INFORMATION SUPPLIED:
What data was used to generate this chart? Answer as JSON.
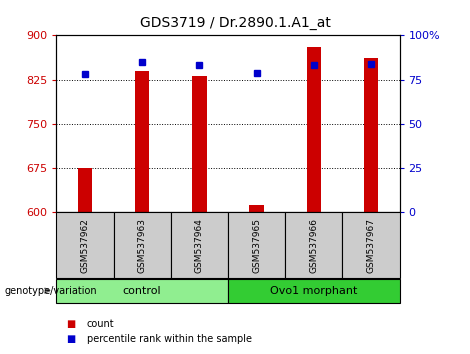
{
  "title": "GDS3719 / Dr.2890.1.A1_at",
  "samples": [
    "GSM537962",
    "GSM537963",
    "GSM537964",
    "GSM537965",
    "GSM537966",
    "GSM537967"
  ],
  "counts": [
    675,
    840,
    832,
    613,
    880,
    862
  ],
  "percentiles": [
    78,
    85,
    83,
    79,
    83,
    84
  ],
  "ymin": 600,
  "ymax": 900,
  "yticks": [
    600,
    675,
    750,
    825,
    900
  ],
  "right_yticks": [
    0,
    25,
    50,
    75,
    100
  ],
  "right_yticklabels": [
    "0",
    "25",
    "50",
    "75",
    "100%"
  ],
  "bar_color": "#cc0000",
  "dot_color": "#0000cc",
  "bar_width": 0.25,
  "groups": [
    {
      "label": "control",
      "indices": [
        0,
        1,
        2
      ],
      "color": "#90ee90"
    },
    {
      "label": "Ovo1 morphant",
      "indices": [
        3,
        4,
        5
      ],
      "color": "#33cc33"
    }
  ],
  "xlabel_genotype": "genotype/variation",
  "legend_count": "count",
  "legend_percentile": "percentile rank within the sample",
  "bg_color": "#ffffff",
  "plot_bg": "#ffffff",
  "tick_label_color_left": "#cc0000",
  "tick_label_color_right": "#0000cc",
  "title_fontsize": 10,
  "tick_fontsize": 8,
  "sample_area_color": "#cccccc",
  "gridline_yticks": [
    675,
    750,
    825
  ]
}
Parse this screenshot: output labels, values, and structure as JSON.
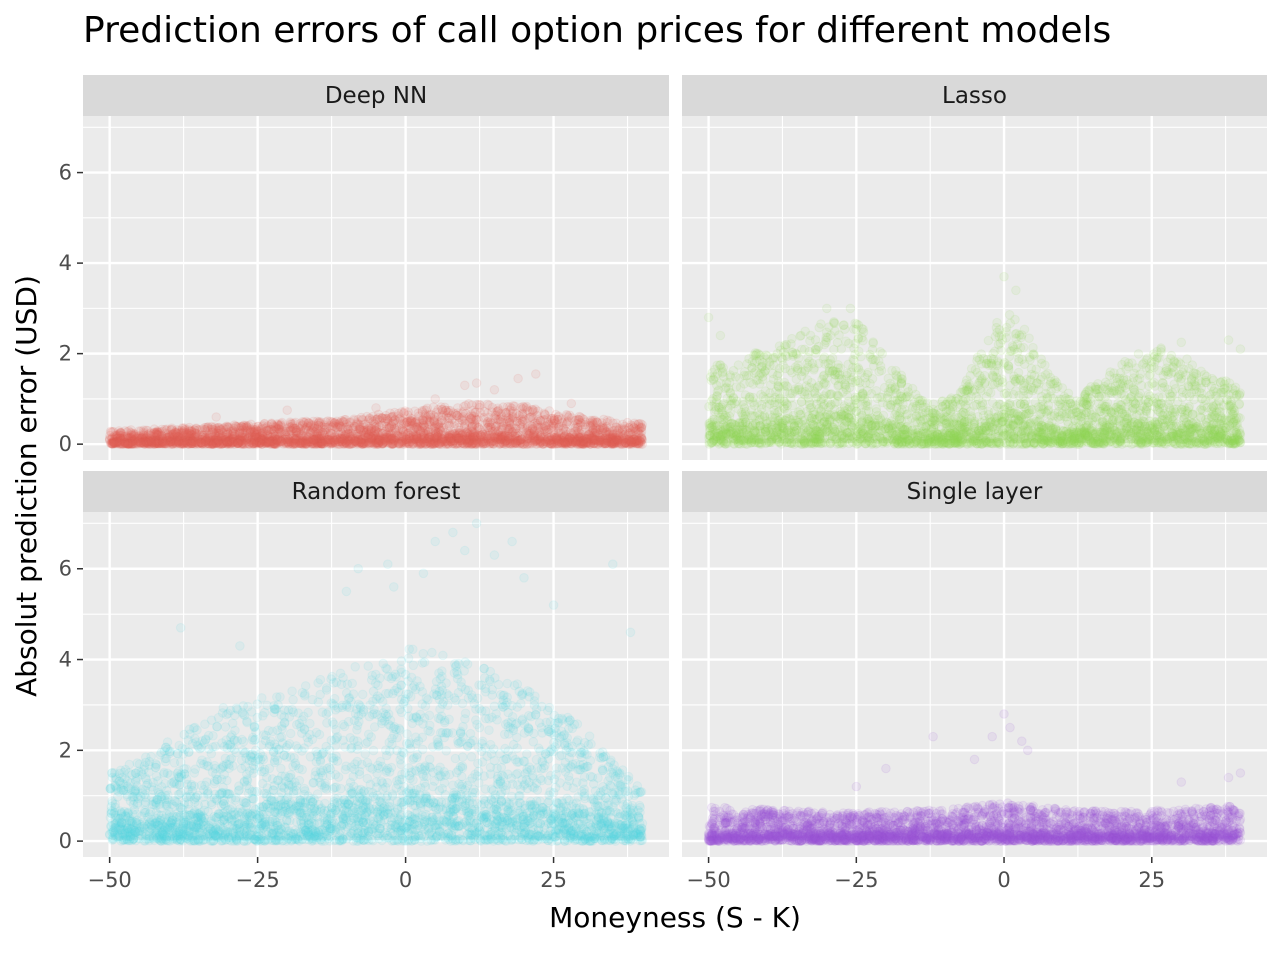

WHAT NEEDS TO BE DONE: Quote the records in their entirety, keeping the wording exact and excluding pictures.

FINAL ANSWER:
What data was used to generate this chart? Answer as JSON.
{
  "title": "GDS3719 / Dr.2890.1.A1_at",
  "samples": [
    "GSM537962",
    "GSM537963",
    "GSM537964",
    "GSM537965",
    "GSM537966",
    "GSM537967"
  ],
  "counts": [
    675,
    840,
    832,
    613,
    880,
    862
  ],
  "percentiles": [
    78,
    85,
    83,
    79,
    83,
    84
  ],
  "ymin": 600,
  "ymax": 900,
  "yticks": [
    600,
    675,
    750,
    825,
    900
  ],
  "right_yticks": [
    0,
    25,
    50,
    75,
    100
  ],
  "right_yticklabels": [
    "0",
    "25",
    "50",
    "75",
    "100%"
  ],
  "bar_color": "#cc0000",
  "dot_color": "#0000cc",
  "bar_width": 0.25,
  "groups": [
    {
      "label": "control",
      "indices": [
        0,
        1,
        2
      ],
      "color": "#90ee90"
    },
    {
      "label": "Ovo1 morphant",
      "indices": [
        3,
        4,
        5
      ],
      "color": "#33cc33"
    }
  ],
  "xlabel_genotype": "genotype/variation",
  "legend_count": "count",
  "legend_percentile": "percentile rank within the sample",
  "bg_color": "#ffffff",
  "plot_bg": "#ffffff",
  "tick_label_color_left": "#cc0000",
  "tick_label_color_right": "#0000cc",
  "title_fontsize": 10,
  "tick_fontsize": 8,
  "sample_area_color": "#cccccc",
  "gridline_yticks": [
    675,
    750,
    825
  ]
}
Parse this screenshot: output labels, values, and structure as JSON.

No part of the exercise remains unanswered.